— Begin —
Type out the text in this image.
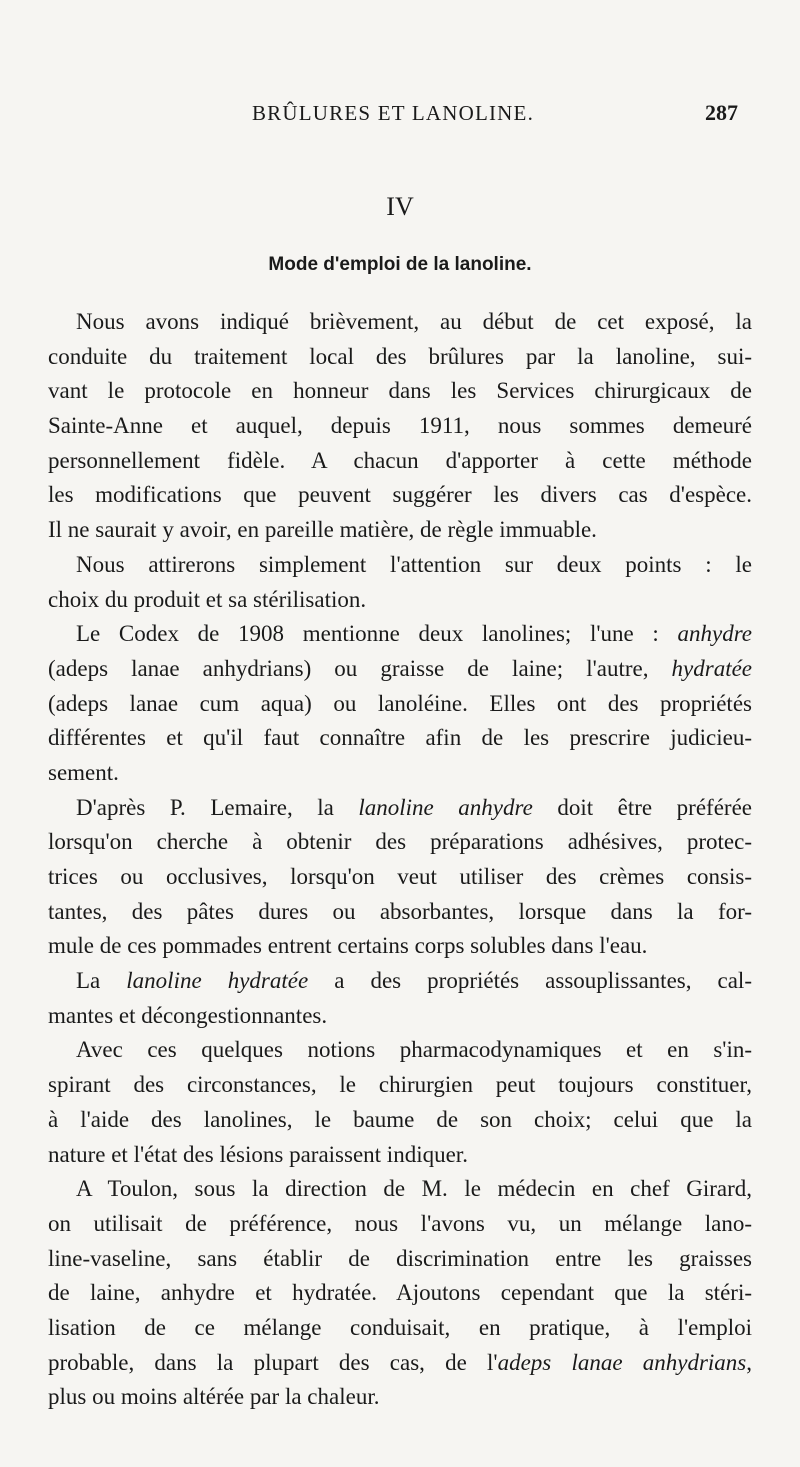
BRÛLURES ET LANOLINE.	287
IV
Mode d'emploi de la lanoline.
Nous avons indiqué brièvement, au début de cet exposé, la
conduite du traitement local des brûlures par la lanoline, sui-
vant le protocole en honneur dans les Services chirurgicaux de
Sainte-Anne et auquel, depuis 1911, nous sommes demeuré
personnellement fidèle. A chacun d'apporter à cette méthode
les modifications que peuvent suggérer les divers cas d'espèce.
Il ne saurait y avoir, en pareille matière, de règle immuable.
Nous attirerons simplement l'attention sur deux points : le
choix du produit et sa stérilisation.
Le Codex de 1908 mentionne deux lanolines; l'une : anhydre
(adeps lanae anhydrians) ou graisse de laine; l'autre, hydratée
(adeps lanae cum aqua) ou lanoléine. Elles ont des propriétés
différentes et qu'il faut connaître afin de les prescrire judicieu-
sement.
D'après P. Lemaire, la lanoline anhydre doit être préférée
lorsqu'on cherche à obtenir des préparations adhésives, protec-
trices ou occlusives, lorsqu'on veut utiliser des crèmes consis-
tantes, des pâtes dures ou absorbantes, lorsque dans la for-
mule de ces pommades entrent certains corps solubles dans l'eau.
La lanoline hydratée a des propriétés assouplissantes, cal-
mantes et décongestionnantes.
Avec ces quelques notions pharmacodynamiques et en s'in-
spirant des circonstances, le chirurgien peut toujours constituer,
à l'aide des lanolines, le baume de son choix; celui que la
nature et l'état des lésions paraissent indiquer.
A Toulon, sous la direction de M. le médecin en chef Girard,
on utilisait de préférence, nous l'avons vu, un mélange lano-
line-vaseline, sans établir de discrimination entre les graisses
de laine, anhydre et hydratée. Ajoutons cependant que la stéri-
lisation de ce mélange conduisait, en pratique, à l'emploi
probable, dans la plupart des cas, de l'adeps lanae anhydrians,
plus ou moins altérée par la chaleur.
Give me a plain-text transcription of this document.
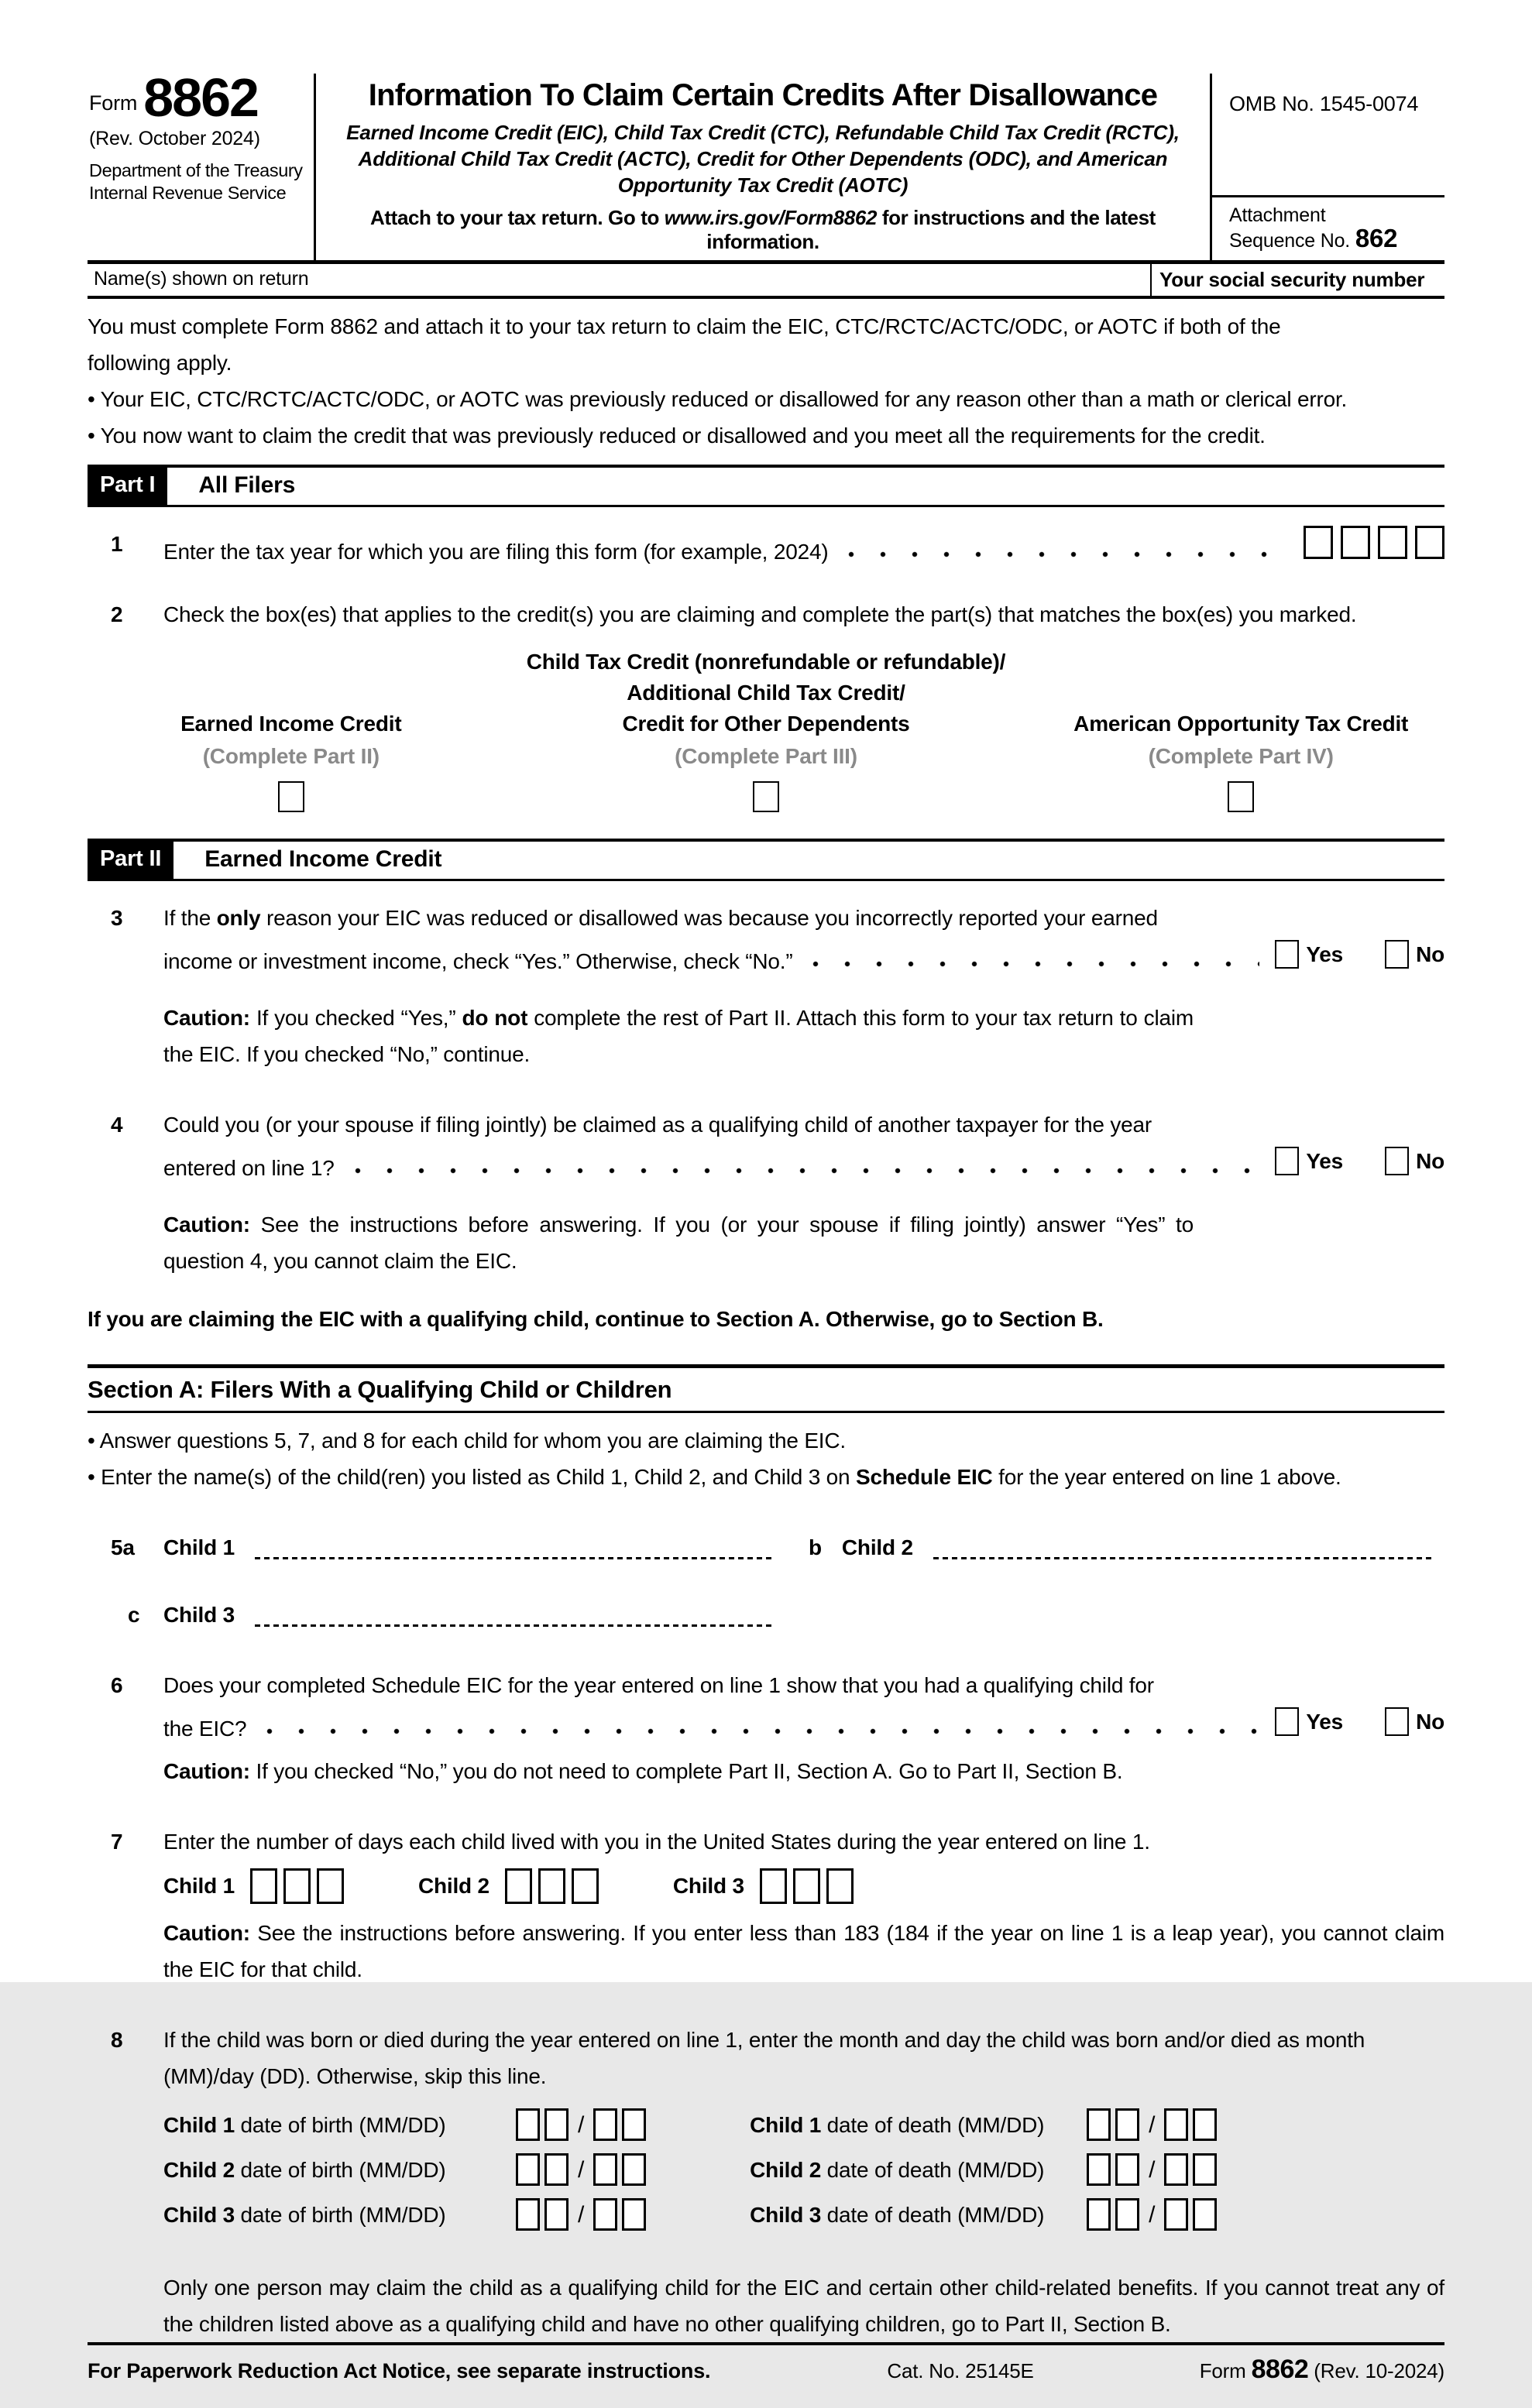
Form 8862
(Rev. October 2024)
Department of the Treasury
Internal Revenue Service
Information To Claim Certain Credits After Disallowance
Earned Income Credit (EIC), Child Tax Credit (CTC), Refundable Child Tax Credit (RCTC), Additional Child Tax Credit (ACTC), Credit for Other Dependents (ODC), and American Opportunity Tax Credit (AOTC)
Attach to your tax return. Go to www.irs.gov/Form8862 for instructions and the latest information.
OMB No. 1545-0074
Attachment
Sequence No. 862
Name(s) shown on return	Your social security number

You must complete Form 8862 and attach it to your tax return to claim the EIC, CTC/RCTC/ACTC/ODC, or AOTC if both of the following apply.

• Your EIC, CTC/RCTC/ACTC/ODC, or AOTC was previously reduced or disallowed for any reason other than a math or clerical error.

• You now want to claim the credit that was previously reduced or disallowed and you meet all the requirements for the credit.

Part I	All Filers
1	Enter the tax year for which you are filing this form (for example, 2024)
2	Check the box(es) that applies to the credit(s) you are claiming and complete the part(s) that matches the box(es) you marked.
Earned Income Credit
(Complete Part II)
Child Tax Credit (nonrefundable or refundable)/
Additional Child Tax Credit/
Credit for Other Dependents
(Complete Part III)
American Opportunity Tax Credit
(Complete Part IV)
Part II	Earned Income Credit
3	If the only reason your EIC was reduced or disallowed was because you incorrectly reported your earned
income or investment income, check “Yes.” Otherwise, check “No.”	Yes	No
Caution: If you checked “Yes,” do not complete the rest of Part II. Attach this form to your tax return to claim the EIC. If you checked “No,” continue.
4	Could you (or your spouse if filing jointly) be claimed as a qualifying child of another taxpayer for the year
entered on line 1?	Yes	No
Caution: See the instructions before answering. If you (or your spouse if filing jointly) answer “Yes” to question 4, you cannot claim the EIC.
If you are claiming the EIC with a qualifying child, continue to Section A. Otherwise, go to Section B.
Section A: Filers With a Qualifying Child or Children
• Answer questions 5, 7, and 8 for each child for whom you are claiming the EIC.
• Enter the name(s) of the child(ren) you listed as Child 1, Child 2, and Child 3 on Schedule EIC for the year entered on line 1 above.
5a	Child 1	b Child 2
c	Child 3
6	Does your completed Schedule EIC for the year entered on line 1 show that you had a qualifying child for
the EIC?	Yes	No
Caution: If you checked “No,” you do not need to complete Part II, Section A. Go to Part II, Section B.
7	Enter the number of days each child lived with you in the United States during the year entered on line 1.
Child 1	Child 2	Child 3
Caution: See the instructions before answering. If you enter less than 183 (184 if the year on line 1 is a leap year), you cannot claim the EIC for that child.
8	If the child was born or died during the year entered on line 1, enter the month and day the child was born and/or died as month (MM)/day (DD). Otherwise, skip this line.
Child 1 date of birth (MM/DD)	/	Child 1 date of death (MM/DD)	/
Child 2 date of birth (MM/DD)	/	Child 2 date of death (MM/DD)	/
Child 3 date of birth (MM/DD)	/	Child 3 date of death (MM/DD)	/
Only one person may claim the child as a qualifying child for the EIC and certain other child-related benefits. If you cannot treat any of the children listed above as a qualifying child and have no other qualifying children, go to Part II, Section B.
For Paperwork Reduction Act Notice, see separate instructions.	Cat. No. 25145E	Form 8862 (Rev. 10-2024)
— End —
**Stated task:**
Copy every line of the listing containing the string "jointly".

**Solved problem:**
4	Could you (or your spouse if filing jointly) be claimed as a qualifying child of another taxpayer for the year
Caution: See the instructions before answering. If you (or your spouse if filing jointly) answer “Yes” to question 4, you cannot claim the EIC.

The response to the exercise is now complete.